→ TASK PROMPT
Give a verbatim copy of the lines below, minus the pictures.

→ EXTRACTED RECORDS
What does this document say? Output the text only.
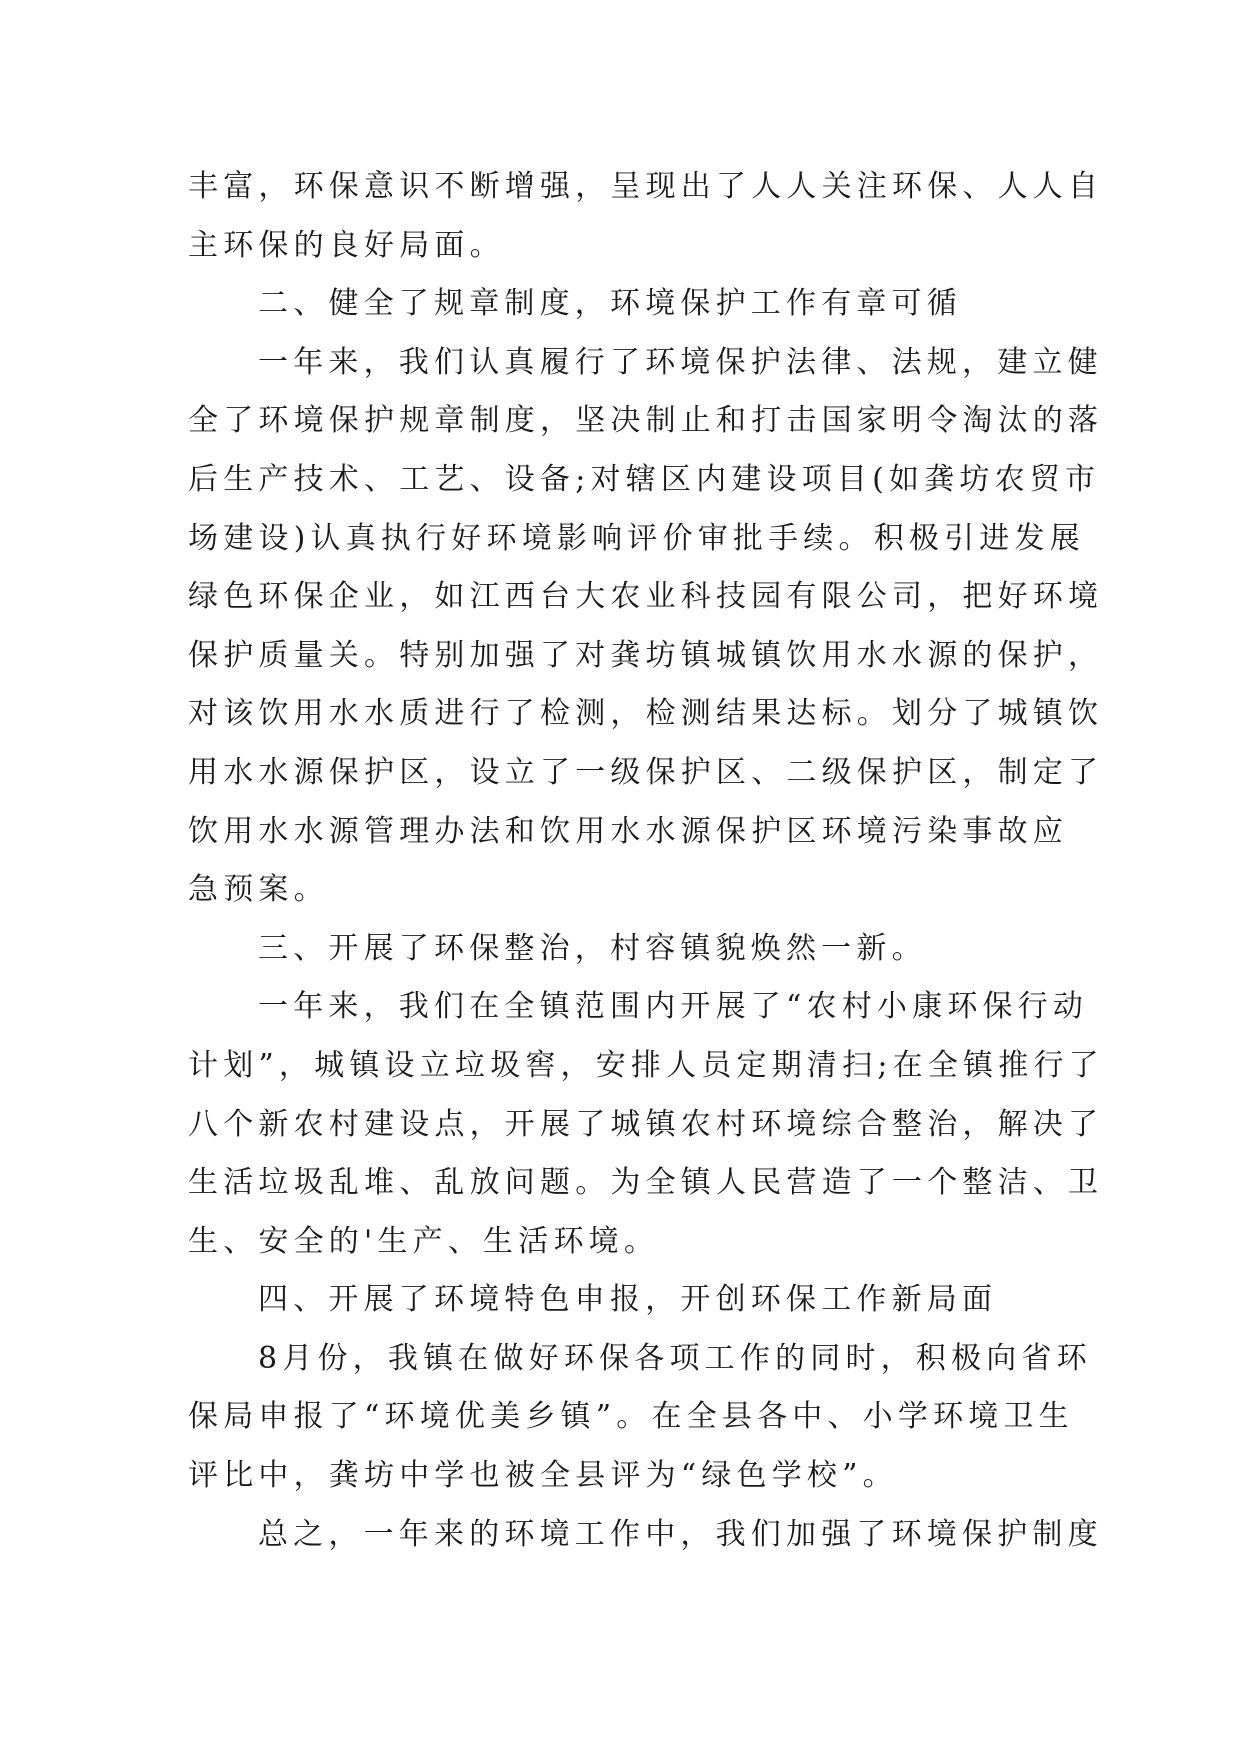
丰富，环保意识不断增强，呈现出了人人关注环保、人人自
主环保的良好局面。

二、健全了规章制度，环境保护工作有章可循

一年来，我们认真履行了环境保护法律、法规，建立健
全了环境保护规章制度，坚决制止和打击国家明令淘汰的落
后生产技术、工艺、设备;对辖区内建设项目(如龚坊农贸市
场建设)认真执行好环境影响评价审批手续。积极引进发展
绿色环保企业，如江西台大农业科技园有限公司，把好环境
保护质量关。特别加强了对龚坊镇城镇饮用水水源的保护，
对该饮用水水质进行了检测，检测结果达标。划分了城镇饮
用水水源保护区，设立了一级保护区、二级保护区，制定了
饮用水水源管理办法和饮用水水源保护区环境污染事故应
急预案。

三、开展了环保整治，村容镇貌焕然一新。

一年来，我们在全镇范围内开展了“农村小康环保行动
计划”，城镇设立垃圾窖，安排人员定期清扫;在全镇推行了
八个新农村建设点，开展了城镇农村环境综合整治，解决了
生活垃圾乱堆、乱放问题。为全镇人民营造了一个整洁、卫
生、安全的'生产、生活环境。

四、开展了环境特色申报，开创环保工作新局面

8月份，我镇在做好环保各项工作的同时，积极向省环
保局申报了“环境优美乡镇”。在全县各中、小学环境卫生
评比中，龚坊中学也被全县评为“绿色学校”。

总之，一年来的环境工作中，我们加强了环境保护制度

→ EXERCISE RESULT
What does this document say? Output the text only.
丰富，环保意识不断增强，呈现出了人人关注环保、人人自
主环保的良好局面。

二、健全了规章制度，环境保护工作有章可循

一年来，我们认真履行了环境保护法律、法规，建立健
全了环境保护规章制度，坚决制止和打击国家明令淘汰的落
后生产技术、工艺、设备;对辖区内建设项目(如龚坊农贸市
场建设)认真执行好环境影响评价审批手续。积极引进发展
绿色环保企业，如江西台大农业科技园有限公司，把好环境
保护质量关。特别加强了对龚坊镇城镇饮用水水源的保护，
对该饮用水水质进行了检测，检测结果达标。划分了城镇饮
用水水源保护区，设立了一级保护区、二级保护区，制定了
饮用水水源管理办法和饮用水水源保护区环境污染事故应
急预案。

三、开展了环保整治，村容镇貌焕然一新。

一年来，我们在全镇范围内开展了“农村小康环保行动
计划”，城镇设立垃圾窖，安排人员定期清扫;在全镇推行了
八个新农村建设点，开展了城镇农村环境综合整治，解决了
生活垃圾乱堆、乱放问题。为全镇人民营造了一个整洁、卫
生、安全的'生产、生活环境。

四、开展了环境特色申报，开创环保工作新局面

8月份，我镇在做好环保各项工作的同时，积极向省环
保局申报了“环境优美乡镇”。在全县各中、小学环境卫生
评比中，龚坊中学也被全县评为“绿色学校”。

总之，一年来的环境工作中，我们加强了环境保护制度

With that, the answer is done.